## begin INPUT ROWS

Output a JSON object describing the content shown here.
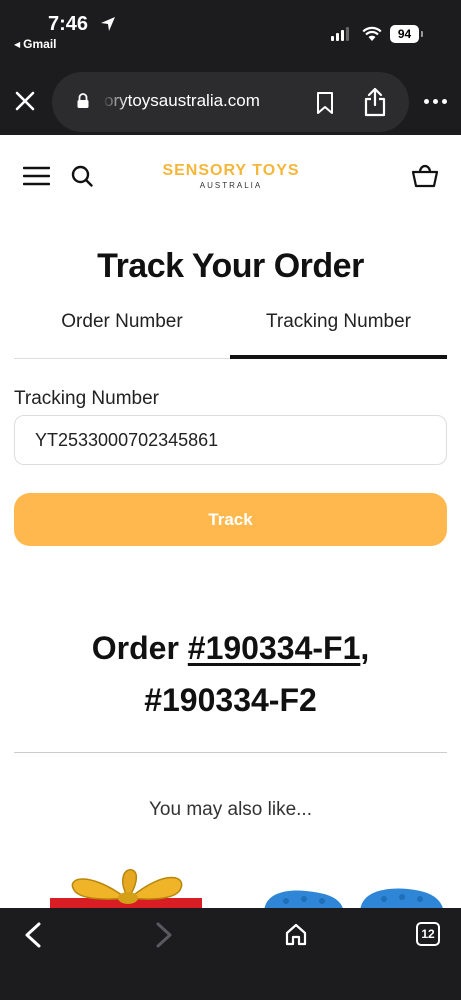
{
  "status_bar": {
    "time": "7:46",
    "back_app": "Gmail",
    "battery": "94"
  },
  "browser": {
    "url": "orytoysaustralia.com",
    "tab_count": "12"
  },
  "site": {
    "logo_main": "SENSORY TOYS",
    "logo_sub": "AUSTRALIA",
    "brand_color": "#f5b63a"
  },
  "main": {
    "title": "Track Your Order",
    "tabs": [
      {
        "label": "Order Number",
        "active": false
      },
      {
        "label": "Tracking Number",
        "active": true
      }
    ],
    "field_label": "Tracking Number",
    "tracking_value": "YT2533000702345861",
    "track_button": "Track",
    "track_button_color": "#ffb84d",
    "order_prefix": "Order ",
    "order_1": "#190334-F1",
    "order_sep": ",",
    "order_2": "#190334-F2",
    "also_like": "You may also like..."
  },
  "icons": {
    "status": [
      "location-arrow-icon",
      "signal-icon",
      "wifi-icon",
      "battery-icon"
    ],
    "browser": [
      "close-icon",
      "lock-icon",
      "bookmark-icon",
      "share-icon",
      "more-icon"
    ],
    "header": [
      "menu-icon",
      "search-icon",
      "cart-icon"
    ],
    "toolbar": [
      "nav-back-icon",
      "nav-forward-icon",
      "home-icon",
      "tabs-icon"
    ]
  }
}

## end INPUT ROWS

* [WHAT IS BEING ASKED]: In this exercise, set down all of the data exactly, without the pictures.

* [OUTPUT OF THE EXERCISE]:
Output a JSON object describing the content shown here.
{
  "status_bar": {
    "time": "7:46",
    "back_app": "Gmail",
    "battery": "94"
  },
  "browser": {
    "url": "orytoysaustralia.com",
    "tab_count": "12"
  },
  "site": {
    "logo_main": "SENSORY TOYS",
    "logo_sub": "AUSTRALIA",
    "brand_color": "#f5b63a"
  },
  "main": {
    "title": "Track Your Order",
    "tabs": [
      {
        "label": "Order Number",
        "active": false
      },
      {
        "label": "Tracking Number",
        "active": true
      }
    ],
    "field_label": "Tracking Number",
    "tracking_value": "YT2533000702345861",
    "track_button": "Track",
    "track_button_color": "#ffb84d",
    "order_prefix": "Order ",
    "order_1": "#190334-F1",
    "order_sep": ",",
    "order_2": "#190334-F2",
    "also_like": "You may also like..."
  },
  "icons": {
    "status": [
      "location-arrow-icon",
      "signal-icon",
      "wifi-icon",
      "battery-icon"
    ],
    "browser": [
      "close-icon",
      "lock-icon",
      "bookmark-icon",
      "share-icon",
      "more-icon"
    ],
    "header": [
      "menu-icon",
      "search-icon",
      "cart-icon"
    ],
    "toolbar": [
      "nav-back-icon",
      "nav-forward-icon",
      "home-icon",
      "tabs-icon"
    ]
  }
}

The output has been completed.